** START Provided information **

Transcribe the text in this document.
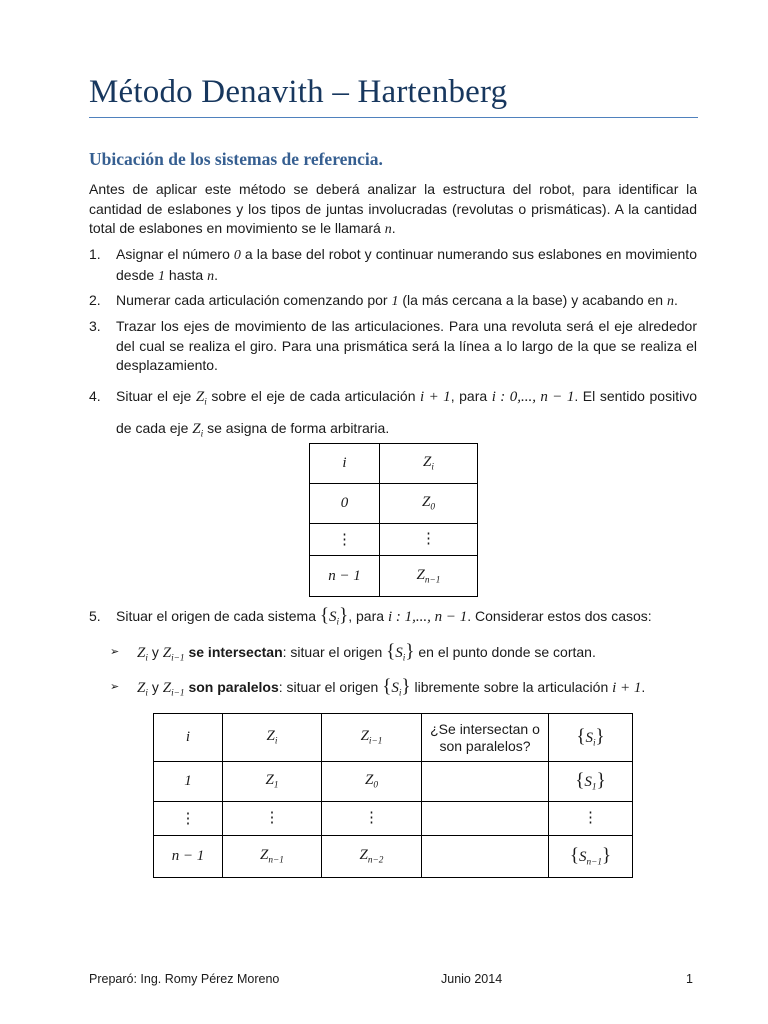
Método Denavith – Hartenberg
Ubicación de los sistemas de referencia.

Antes de aplicar este método se deberá analizar la estructura del robot, para identificar la cantidad de eslabones y los tipos de juntas involucradas (revolutas o prismáticas). A la cantidad total de eslabones en movimiento se le llamará n.

1. Asignar el número 0 a la base del robot y continuar numerando sus eslabones en movimiento desde 1 hasta n.
2. Numerar cada articulación comenzando por 1 (la más cercana a la base) y acabando en n.
3. Trazar los ejes de movimiento de las articulaciones. Para una revoluta será el eje alrededor del cual se realiza el giro. Para una prismática será la línea a lo largo de la que se realiza el desplazamiento.
4. Situar el eje $Z_i$ sobre el eje de cada articulación i + 1, para i : 0,..., n − 1. El sentido positivo de cada eje $Z_i$ se asigna de forma arbitraria.
i	$Z_i$
0	$Z_0$
⋮	⋮
n − 1	$Z_{n-1}$
5. Situar el origen de cada sistema $\{S_i\}$, para i : 1,..., n − 1. Considerar estos dos casos:
➢ $Z_i$ y $Z_{i-1}$ se intersectan: situar el origen $\{S_i\}$ en el punto donde se cortan.
➢ $Z_i$ y $Z_{i-1}$ son paralelos: situar el origen $\{S_i\}$ libremente sobre la articulación i + 1.
i	$Z_i$	$Z_{i-1}$	¿Se intersectan o son paralelos?	$\{S_i\}$
1	$Z_1$	$Z_0$		$\{S_1\}$
⋮	⋮	⋮		⋮
n − 1	$Z_{n-1}$	$Z_{n-2}$		$\{S_{n-1}\}$
Preparó: Ing. Romy Pérez Moreno	Junio 2014	1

** END Provided information **

> [Problem requirements]
Read through the entries and copy each line in which "origen" appears.

> [Task answer]
5. Situar el origen de cada sistema $\{S_i\}$, para i : 1,..., n − 1. Considerar estos dos casos:
➢ $Z_i$ y $Z_{i-1}$ se intersectan: situar el origen $\{S_i\}$ en el punto donde se cortan.
➢ $Z_i$ y $Z_{i-1}$ son paralelos: situar el origen $\{S_i\}$ libremente sobre la articulación i + 1.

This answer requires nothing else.